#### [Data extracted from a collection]
_ _ _ _ _
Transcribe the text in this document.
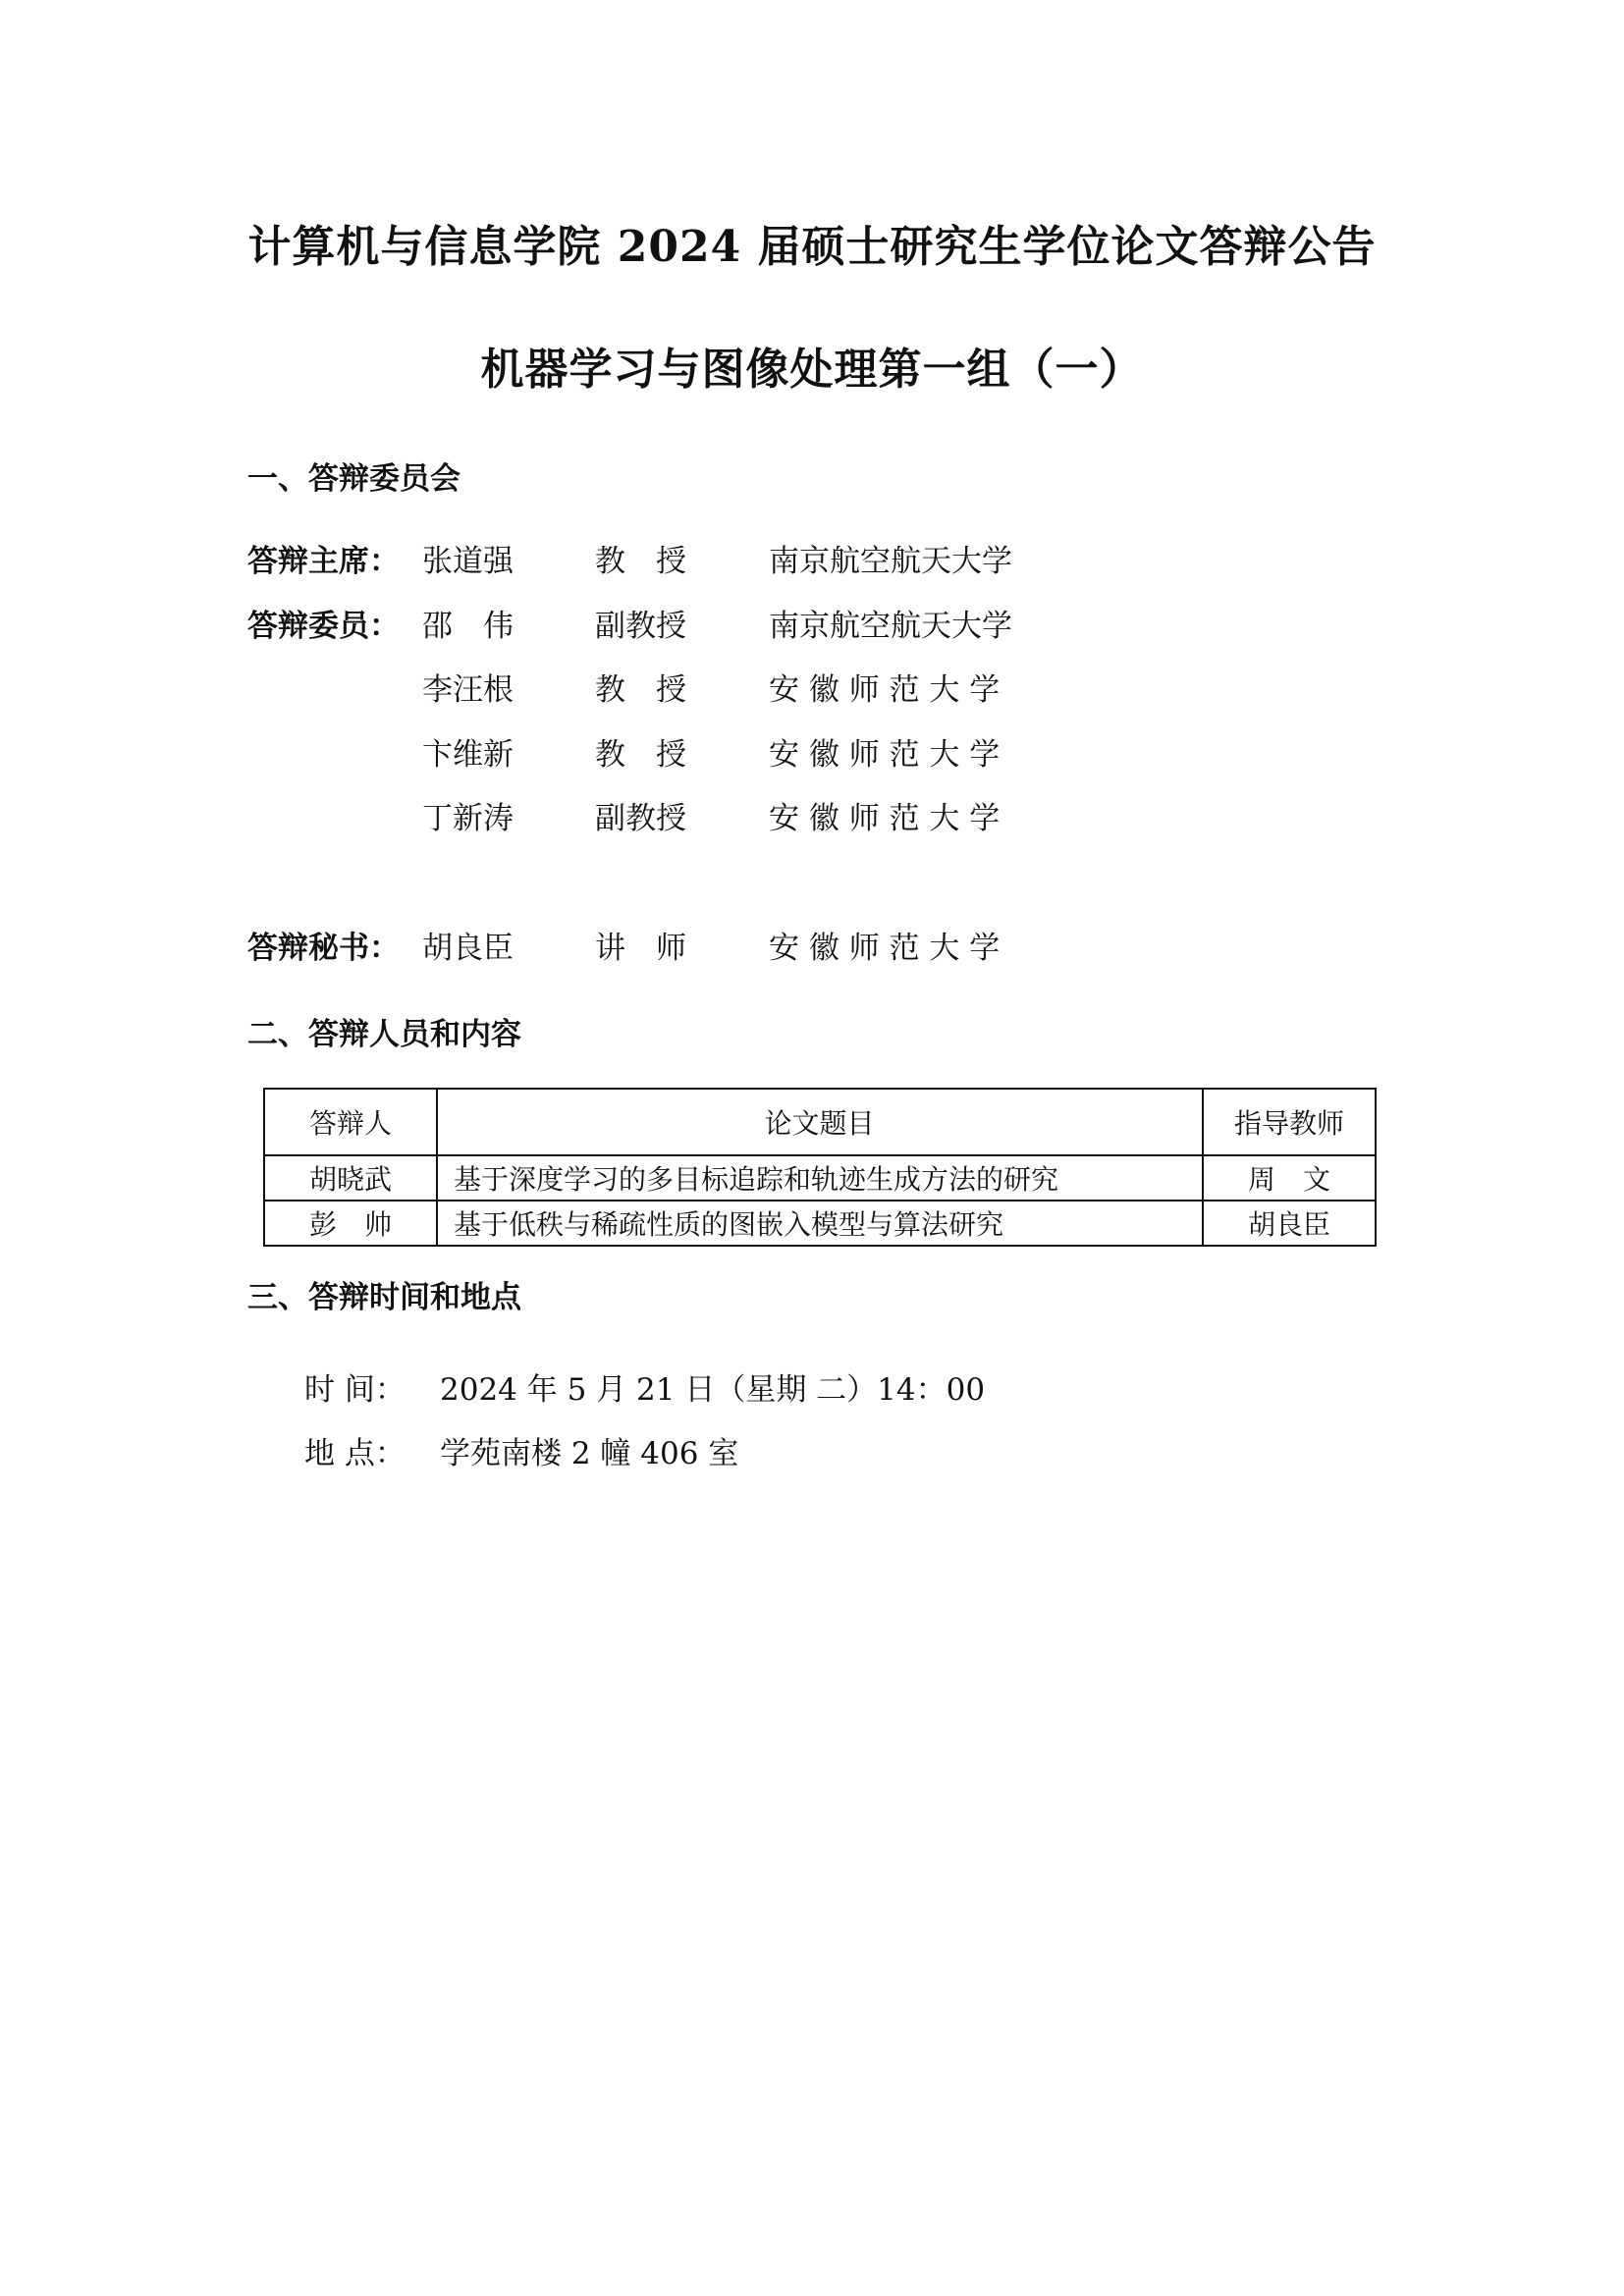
计算机与信息学院 2024 届硕士研究生学位论文答辩公告
机器学习与图像处理第一组（一）
一、答辩委员会
答辩主席： 张道强	教　授	南京航空航天大学
答辩委员： 邵　伟	副教授	南京航空航天大学
李汪根	教　授	安 徽 师 范 大 学
卞维新	教　授	安 徽 师 范 大 学
丁新涛	副教授	安 徽 师 范 大 学
答辩秘书： 胡良臣	讲　师	安 徽 师 范 大 学
二、答辩人员和内容
答辩人	论文题目	指导教师
胡晓武	基于深度学习的多目标追踪和轨迹生成方法的研究	周　文
彭　帅	基于低秩与稀疏性质的图嵌入模型与算法研究	胡良臣
三、答辩时间和地点
时 间： 2024 年 5 月 21 日（星期 二）14：00
地 点： 学苑南楼 2 幢 406 室
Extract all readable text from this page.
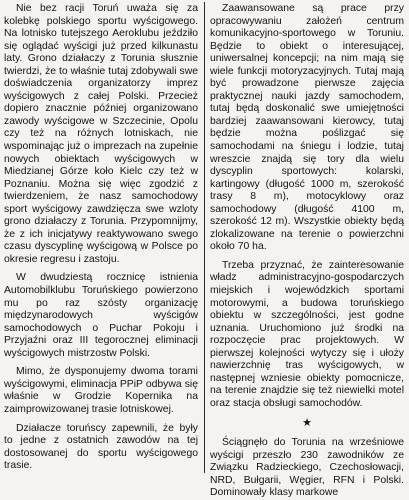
Nie bez racji Toruń uważa się za kolebkę polskiego sportu wyścigowego. Na lotnisko tutejszego Aeroklubu jeździło się oglądać wyścigi już przed kilkunastu laty. Grono działaczy z Torunia słusznie twierdzi, że to właśnie tutaj zdobywali swe doświadczenia organizatorzy imprez wyścigowych z całej Polski. Przecież dopiero znacznie później organizowano zawody wyścigowe w Szczecinie, Opolu czy też na różnych lotniskach, nie wspominając już o imprezach na zupełnie nowych obiektach wyścigowych w Miedzianej Górze koło Kielc czy też w Poznaniu. Można się więc zgodzić z twierdzeniem, że nasz samochodowy sport wyścigowy zawdzięcza swe wzloty grono działaczy z Torunia. Przypomnijmy, że z ich inicjatywy reaktywowano swego czasu dyscyplinę wyścigową w Polsce po okresie regresu i zastoju.

W dwudziestą rocznicę istnienia Automobilklubu Toruńskiego powierzono mu po raz szósty organizację międzynarodowych wyścigów samochodowych o Puchar Pokoju i Przyjaźni oraz III tegorocznej eliminacji wyścigowych mistrzostw Polski.

Mimo, że dysponujemy dwoma torami wyścigowymi, eliminacja PPiP odbywa się właśnie w Grodzie Kopernika na zaimprowizowanej trasie lotniskowej.

Działacze toruńscy zapewnili, że były to jedne z ostatnich zawodów na tej dostosowanej do sportu wyścigowego trasie.

Zaawansowane są prace przy opracowywaniu założeń centrum komunikacyjno-sportowego w Toruniu. Będzie to obiekt o interesującej, uniwersalnej koncepcji; na nim mają się wiele funkcji motoryzacyjnych. Tutaj mają być prowadzone pierwsze zajęcia praktycznej nauki jazdy samochodem, tutaj będą doskonalić swe umiejętności bardziej zaawansowani kierowcy, tutaj będzie można poślizgać się samochodami na śniegu i lodzie, tutaj wreszcie znajdą się tory dla wielu dyscyplin sportowych: kolarski, kartingowy (długość 1000 m, szerokość trasy 8 m), motocyklowy oraz samochodowy (długość 4100 m, szerokość 12 m). Wszystkie obiekty będą zlokalizowane na terenie o powierzchni około 70 ha.

Trzeba przyznać, że zainteresowanie władz administracyjno-gospodarczych miejskich i wojewódzkich sportami motorowymi, a budowa toruńskiego obiektu w szczególności, jest godne uznania. Uruchomiono już środki na rozpoczęcie prac projektowych. W pierwszej kolejności wytyczy się i ułoży nawierzchnię tras wyścigowych, w następnej wzniesie obiekty pomocnicze, na terenie znajdzie się też niewielki motel oraz stacja obsługi samochodów.

★

Ściągnęło do Torunia na wrześniowe wyścigi przeszło 230 zawodników ze Związku Radzieckiego, Czechosłowacji, NRD, Bułgarii, Węgier, RFN i Polski. Dominowały klasy markowe
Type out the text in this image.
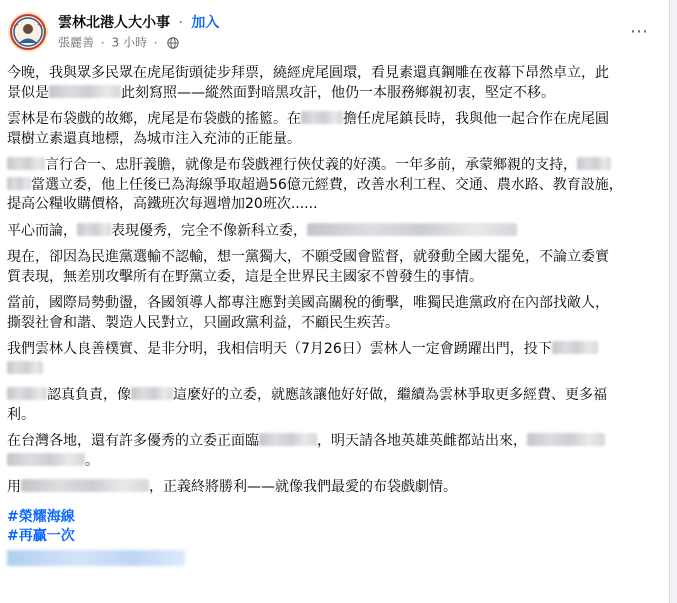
雲林北港人大小事 · 加入
張麗善 · 3 小時 ·
⋯
今晚，我與眾多民眾在虎尾街頭徒步拜票，繞經虎尾圓環，看見素還真鋼雕在夜幕下昂然卓立，此
景似是	此刻寫照——縱然面對暗黑攻訐，他仍一本服務鄉親初衷，堅定不移。
雲林是布袋戲的故鄉，虎尾是布袋戲的搖籃。在	擔任虎尾鎮長時，我與他一起合作在虎尾圓
環樹立素還真地標，為城市注入充沛的正能量。
言行合一、忠肝義膽，就像是布袋戲裡行俠仗義的好漢。一年多前，承蒙鄉親的支持，
當選立委，他上任後已為海線爭取超過56億元經費，改善水利工程、交通、農水路、教育設施，
提高公糧收購價格，高鐵班次每週增加20班次......
平心而論， 表現優秀，完全不像新科立委，
現在，卻因為民進黨選輸不認輸，想一黨獨大，不願受國會監督，就發動全國大罷免，不論立委實
質表現，無差別攻擊所有在野黨立委，這是全世界民主國家不曾發生的事情。
當前，國際局勢動盪，各國領導人都專注應對美國高關稅的衝擊，唯獨民進黨政府在內部找敵人，
撕裂社會和諧、製造人民對立，只圖政黨利益，不顧民生疾苦。
我們雲林人良善樸實、是非分明，我相信明天（7月26日）雲林人一定會踴躍出門，投下

認真負責，像	這麼好的立委，就應該讓他好好做，繼續為雲林爭取更多經費、更多福
利。
在台灣各地，還有許多優秀的立委正面臨	，明天請各地英雄英雌都站出來，
。
用	，正義終將勝利——就像我們最愛的布袋戲劇情。

#榮耀海線

#再贏一次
_ _ _ _ _
#### [WHAT NEEDS TO BE DONE]
Every line holding "this" should be copied out.

#### [ANSWER BELOW]
Transcribe the text in this document.
Extract all readable text from this page.
Type out the text in this image.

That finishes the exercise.